=== What you will do ===
Retype each record below word for word. Leave the pictures out.

---------- Record set ----------

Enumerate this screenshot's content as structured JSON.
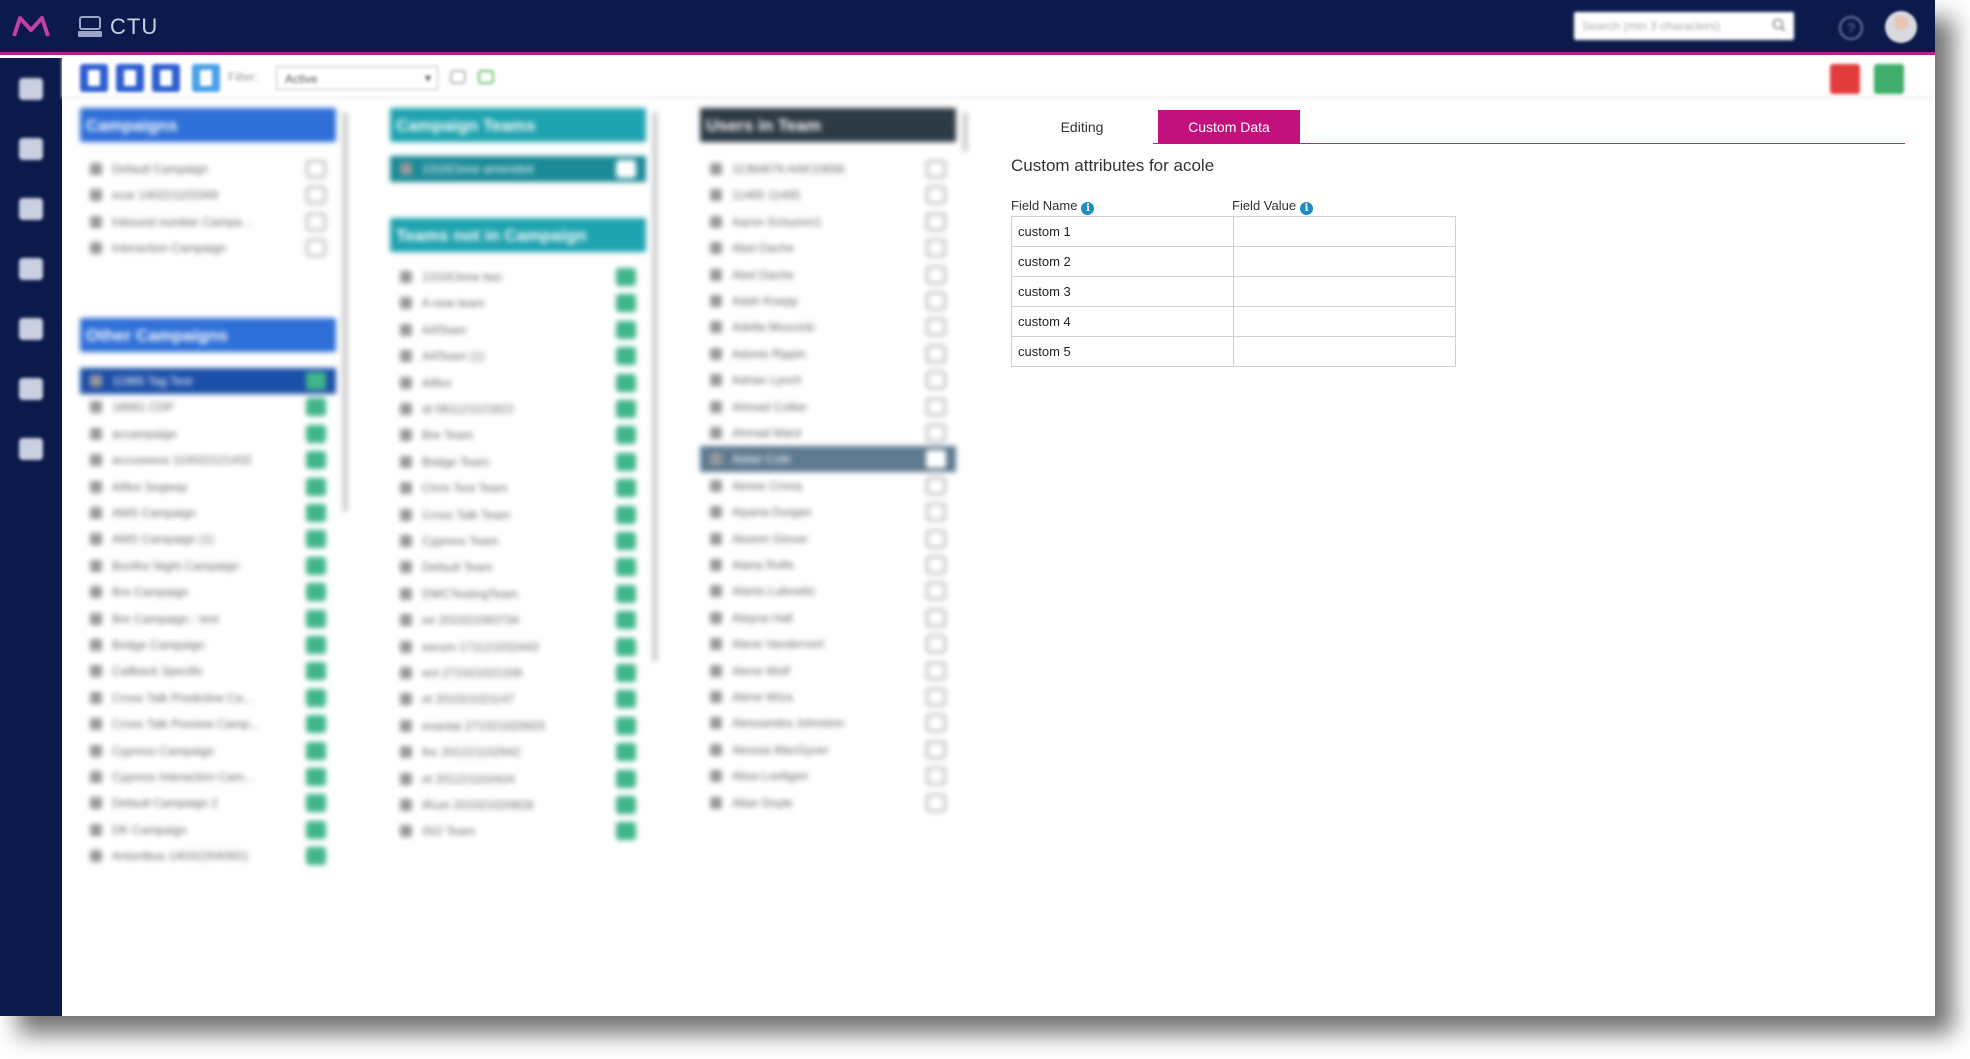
{
  "header": {
    "app_name": "CTU",
    "search_placeholder": "Search (min 3 characters)"
  },
  "toolbar": {
    "filter_label": "Filter:",
    "filter_value": "Active"
  },
  "campaigns": {
    "title": "Campaigns",
    "items": [
      "Default Campaign",
      "ecar 140221103349",
      "Inbound number Campa...",
      "Interaction Campaign"
    ],
    "other_title": "Other Campaigns",
    "other_items": [
      "11965 Tag Test",
      "18681 CDP",
      "accampaign",
      "accuseeus 110022121432",
      "Aiflex Segway",
      "AMS Campaign",
      "AMS Campaign (1)",
      "Bonfire Night Campaign",
      "Bre Campaign",
      "Bre Campaign - test",
      "Bridge Campaign",
      "Callback Specific",
      "Cross Talk Predictive Ca...",
      "Cross Talk Preview Camp...",
      "Cypress Campaign",
      "Cypress Interaction Cam...",
      "Default Campaign 2",
      "DK Campaign",
      "Antonlbus 140322040921"
    ]
  },
  "teams": {
    "title": "Campaign Teams",
    "items": [
      "1310Clone amended"
    ],
    "not_title": "Teams not in Campaign",
    "not_items": [
      "1310Clone two",
      "A new team",
      "AATeam",
      "AATeam (1)",
      "Aiflex",
      "at 081121121822",
      "Bre Team",
      "Bridge Team",
      "Chris Test Team",
      "Cross Talk Team",
      "Cypress Team",
      "Default Team",
      "DWCTestingTeam",
      "ee 201021093734",
      "eerum 171121032443",
      "ent 271021021339",
      "et 201021021147",
      "evantat 271021020933",
      "fec 201221102942",
      "et 201221102424",
      "iRum 201021020828",
      "ISO Team"
    ]
  },
  "users": {
    "title": "Users in Team",
    "items": [
      "11364676 AAK10656",
      "11465 11465",
      "Aaron Schumm1",
      "Abel Dache",
      "Abel Dache",
      "Adah Koepp",
      "Adella Moscicki",
      "Adonis Rippin",
      "Adrian Lynch",
      "Ahmad Collier",
      "Ahmad Mard",
      "Aidan Cole",
      "Aimee Crona",
      "Aiyana Durgan",
      "Akeem Glover",
      "Alana Rolfe",
      "Alanis Lubowitz",
      "Alayna Hall",
      "Alene Vandervort",
      "Alene Wolf",
      "Alene Wiza",
      "Alessandra Johnston",
      "Alessia MacGyver",
      "Alisa Luettgen",
      "Allan Doyle"
    ]
  },
  "detail": {
    "tabs": [
      "Editing",
      "Custom Data"
    ],
    "title": "Custom attributes for acole",
    "field_name_header": "Field Name",
    "field_value_header": "Field Value",
    "info_glyph": "i",
    "rows": [
      {
        "name": "custom 1",
        "value": ""
      },
      {
        "name": "custom 2",
        "value": ""
      },
      {
        "name": "custom 3",
        "value": ""
      },
      {
        "name": "custom 4",
        "value": ""
      },
      {
        "name": "custom 5",
        "value": ""
      }
    ]
  },
  "colors": {
    "topbar": "#0c1a4b",
    "accent": "#c2117c",
    "campaign_header": "#2e6fd8",
    "team_header": "#1fa3b0",
    "user_header": "#2d3a44",
    "info": "#1c8bc9"
  },
  "icons": [
    "brand-logo-icon",
    "ctu-icon",
    "search-icon",
    "help-icon",
    "info-icon"
  ]
}
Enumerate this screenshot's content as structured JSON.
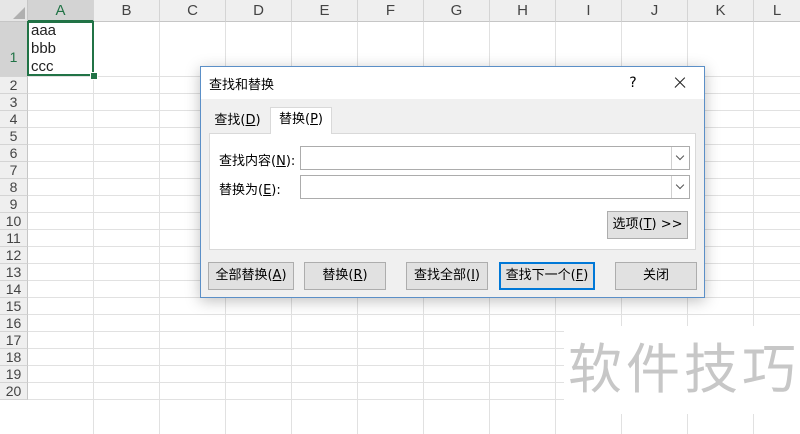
{
  "spreadsheet": {
    "columns": [
      "A",
      "B",
      "C",
      "D",
      "E",
      "F",
      "G",
      "H",
      "I",
      "J",
      "K",
      "L"
    ],
    "rows": [
      "1",
      "2",
      "3",
      "4",
      "5",
      "6",
      "7",
      "8",
      "9",
      "10",
      "11",
      "12",
      "13",
      "14",
      "15",
      "16",
      "17",
      "18",
      "19",
      "20"
    ],
    "active_cell": "A1",
    "cell_a1_lines": [
      "aaa",
      "bbb",
      "ccc"
    ]
  },
  "dialog": {
    "title": "查找和替换",
    "help_label": "?",
    "tabs": [
      {
        "label": "查找(",
        "key": "D",
        "suffix": ")"
      },
      {
        "label": "替换(",
        "key": "P",
        "suffix": ")"
      }
    ],
    "active_tab": "替换",
    "find_label": {
      "text": "查找内容(",
      "key": "N",
      "suffix": "):"
    },
    "replace_label": {
      "text": "替换为(",
      "key": "E",
      "suffix": "):"
    },
    "find_value": "",
    "replace_value": "",
    "options_button": {
      "text": "选项(",
      "key": "T",
      "suffix": ") >>"
    },
    "buttons": [
      {
        "text": "全部替换(",
        "key": "A",
        "suffix": ")"
      },
      {
        "text": "替换(",
        "key": "R",
        "suffix": ")"
      },
      {
        "text": "查找全部(",
        "key": "I",
        "suffix": ")"
      },
      {
        "text": "查找下一个(",
        "key": "F",
        "suffix": ")"
      },
      {
        "text": "关闭",
        "key": "",
        "suffix": ""
      }
    ]
  },
  "watermark": "软件技巧"
}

----------

=== Answer for the task ===
Enumerate this screenshot's content as structured JSON.
{
  "header": {
    "app_name": "CTU",
    "search_placeholder": "Search (min 3 characters)"
  },
  "toolbar": {
    "filter_label": "Filter:",
    "filter_value": "Active"
  },
  "campaigns": {
    "title": "Campaigns",
    "items": [
      "Default Campaign",
      "ecar 140221103349",
      "Inbound number Campa...",
      "Interaction Campaign"
    ],
    "other_title": "Other Campaigns",
    "other_items": [
      "11965 Tag Test",
      "18681 CDP",
      "accampaign",
      "accuseeus 110022121432",
      "Aiflex Segway",
      "AMS Campaign",
      "AMS Campaign (1)",
      "Bonfire Night Campaign",
      "Bre Campaign",
      "Bre Campaign - test",
      "Bridge Campaign",
      "Callback Specific",
      "Cross Talk Predictive Ca...",
      "Cross Talk Preview Camp...",
      "Cypress Campaign",
      "Cypress Interaction Cam...",
      "Default Campaign 2",
      "DK Campaign",
      "Antonlbus 140322040921"
    ]
  },
  "teams": {
    "title": "Campaign Teams",
    "items": [
      "1310Clone amended"
    ],
    "not_title": "Teams not in Campaign",
    "not_items": [
      "1310Clone two",
      "A new team",
      "AATeam",
      "AATeam (1)",
      "Aiflex",
      "at 081121121822",
      "Bre Team",
      "Bridge Team",
      "Chris Test Team",
      "Cross Talk Team",
      "Cypress Team",
      "Default Team",
      "DWCTestingTeam",
      "ee 201021093734",
      "eerum 171121032443",
      "ent 271021021339",
      "et 201021021147",
      "evantat 271021020933",
      "fec 201221102942",
      "et 201221102424",
      "iRum 201021020828",
      "ISO Team"
    ]
  },
  "users": {
    "title": "Users in Team",
    "items": [
      "11364676 AAK10656",
      "11465 11465",
      "Aaron Schumm1",
      "Abel Dache",
      "Abel Dache",
      "Adah Koepp",
      "Adella Moscicki",
      "Adonis Rippin",
      "Adrian Lynch",
      "Ahmad Collier",
      "Ahmad Mard",
      "Aidan Cole",
      "Aimee Crona",
      "Aiyana Durgan",
      "Akeem Glover",
      "Alana Rolfe",
      "Alanis Lubowitz",
      "Alayna Hall",
      "Alene Vandervort",
      "Alene Wolf",
      "Alene Wiza",
      "Alessandra Johnston",
      "Alessia MacGyver",
      "Alisa Luettgen",
      "Allan Doyle"
    ]
  },
  "detail": {
    "tabs": [
      "Editing",
      "Custom Data"
    ],
    "title": "Custom attributes for acole",
    "field_name_header": "Field Name",
    "field_value_header": "Field Value",
    "info_glyph": "i",
    "rows": [
      {
        "name": "custom 1",
        "value": ""
      },
      {
        "name": "custom 2",
        "value": ""
      },
      {
        "name": "custom 3",
        "value": ""
      },
      {
        "name": "custom 4",
        "value": ""
      },
      {
        "name": "custom 5",
        "value": ""
      }
    ]
  },
  "colors": {
    "topbar": "#0c1a4b",
    "accent": "#c2117c",
    "campaign_header": "#2e6fd8",
    "team_header": "#1fa3b0",
    "user_header": "#2d3a44",
    "info": "#1c8bc9"
  },
  "icons": [
    "brand-logo-icon",
    "ctu-icon",
    "search-icon",
    "help-icon",
    "info-icon"
  ]
}
Enumerate this screenshot's content as structured JSON.
{
  "spreadsheet": {
    "columns": [
      "A",
      "B",
      "C",
      "D",
      "E",
      "F",
      "G",
      "H",
      "I",
      "J",
      "K",
      "L"
    ],
    "rows": [
      "1",
      "2",
      "3",
      "4",
      "5",
      "6",
      "7",
      "8",
      "9",
      "10",
      "11",
      "12",
      "13",
      "14",
      "15",
      "16",
      "17",
      "18",
      "19",
      "20"
    ],
    "active_cell": "A1",
    "cell_a1_lines": [
      "aaa",
      "bbb",
      "ccc"
    ]
  },
  "dialog": {
    "title": "查找和替换",
    "help_label": "?",
    "tabs": [
      {
        "label": "查找(",
        "key": "D",
        "suffix": ")"
      },
      {
        "label": "替换(",
        "key": "P",
        "suffix": ")"
      }
    ],
    "active_tab": "替换",
    "find_label": {
      "text": "查找内容(",
      "key": "N",
      "suffix": "):"
    },
    "replace_label": {
      "text": "替换为(",
      "key": "E",
      "suffix": "):"
    },
    "find_value": "",
    "replace_value": "",
    "options_button": {
      "text": "选项(",
      "key": "T",
      "suffix": ") >>"
    },
    "buttons": [
      {
        "text": "全部替换(",
        "key": "A",
        "suffix": ")"
      },
      {
        "text": "替换(",
        "key": "R",
        "suffix": ")"
      },
      {
        "text": "查找全部(",
        "key": "I",
        "suffix": ")"
      },
      {
        "text": "查找下一个(",
        "key": "F",
        "suffix": ")"
      },
      {
        "text": "关闭",
        "key": "",
        "suffix": ""
      }
    ]
  },
  "watermark": "软件技巧"
}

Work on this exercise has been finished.